> **Instructions for the task**
Transcribe every line exactly and omit anything that is a picture.

START

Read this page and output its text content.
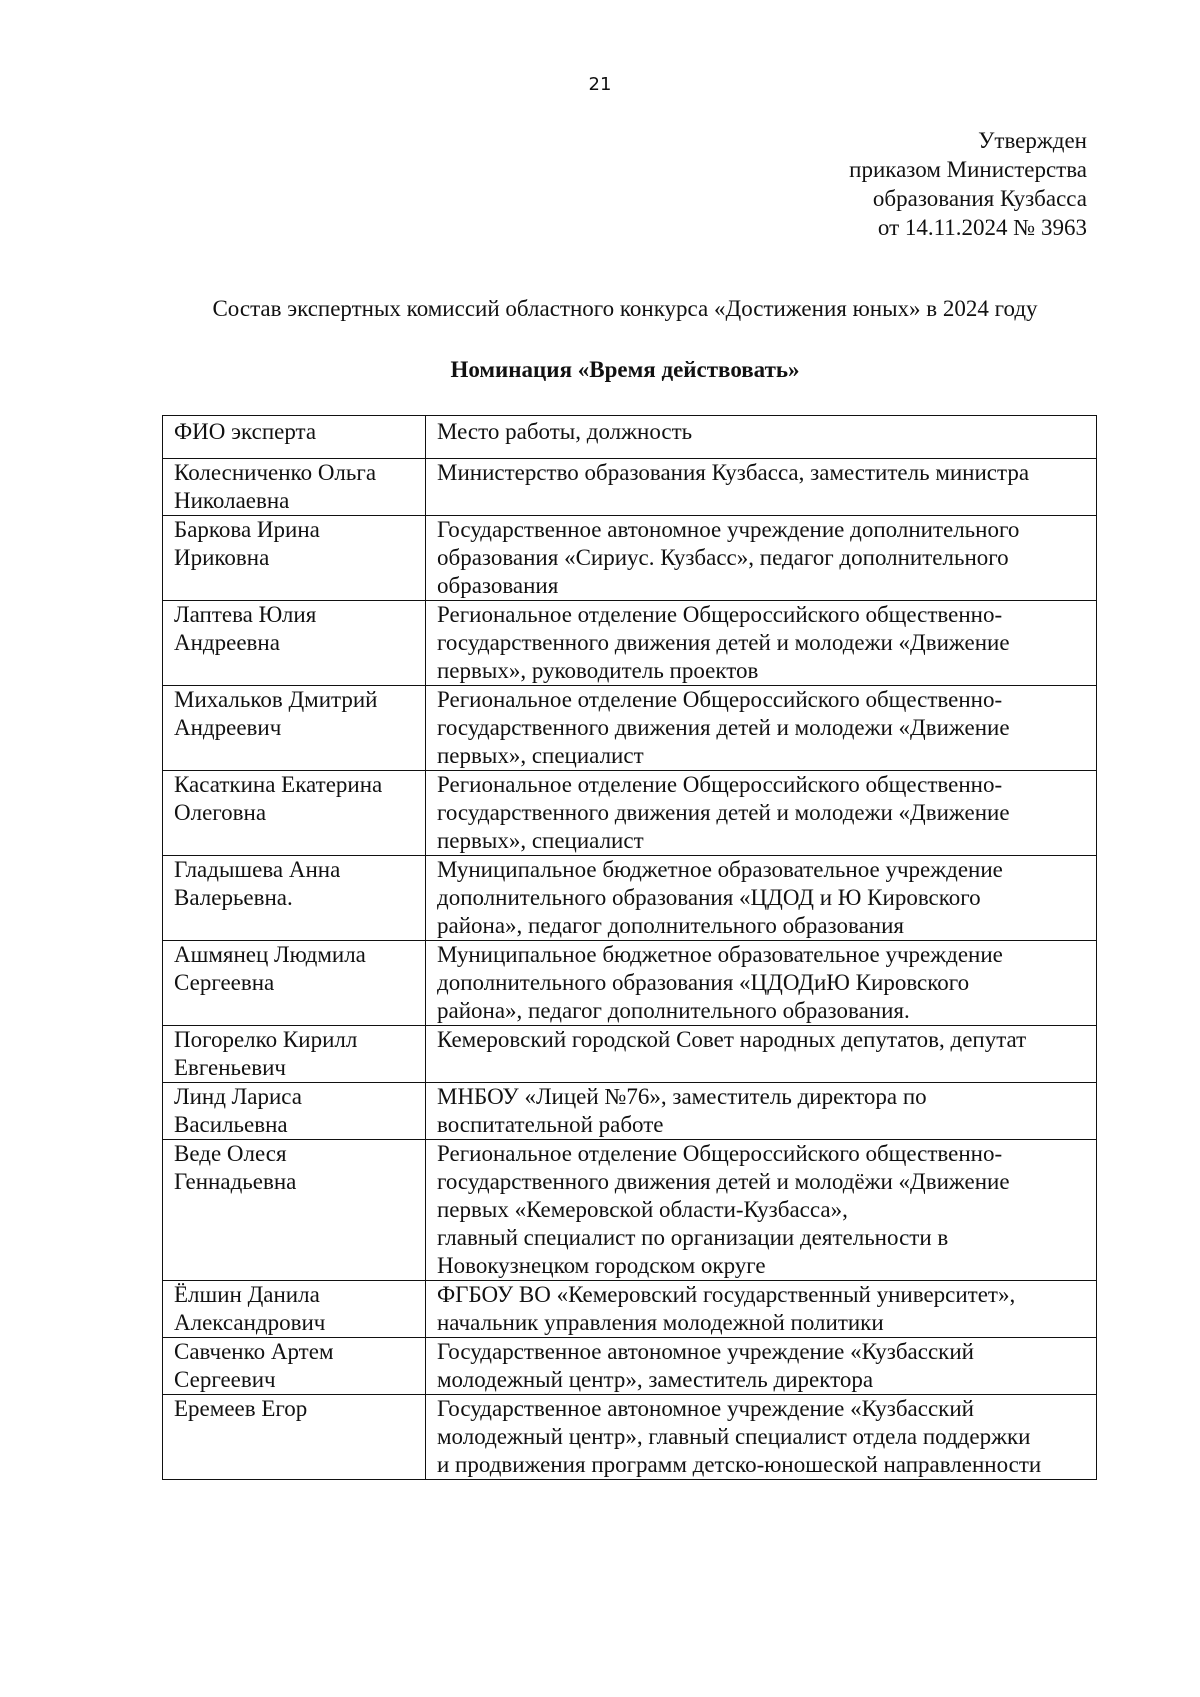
21
Утвержден
приказом Министерства
образования Кузбасса
от 14.11.2024 № 3963
Состав экспертных комиссий областного конкурса «Достижения юных» в 2024 году
Номинация «Время действовать»
ФИО эксперта	Место работы, должность

Колесниченко Ольга
Николаевна	Министерство образования Кузбасса, заместитель министра

Баркова Ирина
Ириковна	Государственное автономное учреждение дополнительного
образования «Сириус. Кузбасс», педагог дополнительного
образования

Лаптева Юлия
Андреевна	Региональное отделение Общероссийского общественно-
государственного движения детей и молодежи «Движение
первых», руководитель проектов

Михальков Дмитрий
Андреевич	Региональное отделение Общероссийского общественно-
государственного движения детей и молодежи «Движение
первых», специалист

Касаткина Екатерина
Олеговна	Региональное отделение Общероссийского общественно-
государственного движения детей и молодежи «Движение
первых», специалист

Гладышева Анна
Валерьевна.	Муниципальное бюджетное образовательное учреждение
дополнительного образования «ЦДОД и Ю Кировского
района», педагог дополнительного образования

Ашмянец Людмила
Сергеевна	Муниципальное бюджетное образовательное учреждение
дополнительного образования «ЦДОДиЮ Кировского
района», педагог дополнительного образования.

Погорелко Кирилл
Евгеньевич	Кемеровский городской Совет народных депутатов, депутат

Линд Лариса
Васильевна	МНБОУ «Лицей №76», заместитель директора по
воспитательной работе

Веде Олеся
Геннадьевна	Региональное отделение Общероссийского общественно-
государственного движения детей и молодёжи «Движение
первых «Кемеровской области-Кузбасса»,
главный специалист по организации деятельности в
Новокузнецком городском округе

Ёлшин Данила
Александрович	ФГБОУ ВО «Кемеровский государственный университет»,
начальник управления молодежной политики

Савченко Артем
Сергеевич	Государственное автономное учреждение «Кузбасский
молодежный центр», заместитель директора

Еремеев Егор	Государственное автономное учреждение «Кузбасский
молодежный центр», главный специалист отдела поддержки
и продвижения программ детско-юношеской направленности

END

> **Reply**
Read this page and output its text content.
21
Утвержден
приказом Министерства
образования Кузбасса
от 14.11.2024 № 3963
Состав экспертных комиссий областного конкурса «Достижения юных» в 2024 году
Номинация «Время действовать»
ФИО эксперта	Место работы, должность

Колесниченко Ольга
Николаевна	Министерство образования Кузбасса, заместитель министра

Баркова Ирина
Ириковна	Государственное автономное учреждение дополнительного
образования «Сириус. Кузбасс», педагог дополнительного
образования

Лаптева Юлия
Андреевна	Региональное отделение Общероссийского общественно-
государственного движения детей и молодежи «Движение
первых», руководитель проектов

Михальков Дмитрий
Андреевич	Региональное отделение Общероссийского общественно-
государственного движения детей и молодежи «Движение
первых», специалист

Касаткина Екатерина
Олеговна	Региональное отделение Общероссийского общественно-
государственного движения детей и молодежи «Движение
первых», специалист

Гладышева Анна
Валерьевна.	Муниципальное бюджетное образовательное учреждение
дополнительного образования «ЦДОД и Ю Кировского
района», педагог дополнительного образования

Ашмянец Людмила
Сергеевна	Муниципальное бюджетное образовательное учреждение
дополнительного образования «ЦДОДиЮ Кировского
района», педагог дополнительного образования.

Погорелко Кирилл
Евгеньевич	Кемеровский городской Совет народных депутатов, депутат

Линд Лариса
Васильевна	МНБОУ «Лицей №76», заместитель директора по
воспитательной работе

Веде Олеся
Геннадьевна	Региональное отделение Общероссийского общественно-
государственного движения детей и молодёжи «Движение
первых «Кемеровской области-Кузбасса»,
главный специалист по организации деятельности в
Новокузнецком городском округе

Ёлшин Данила
Александрович	ФГБОУ ВО «Кемеровский государственный университет»,
начальник управления молодежной политики

Савченко Артем
Сергеевич	Государственное автономное учреждение «Кузбасский
молодежный центр», заместитель директора

Еремеев Егор	Государственное автономное учреждение «Кузбасский
молодежный центр», главный специалист отдела поддержки
и продвижения программ детско-юношеской направленности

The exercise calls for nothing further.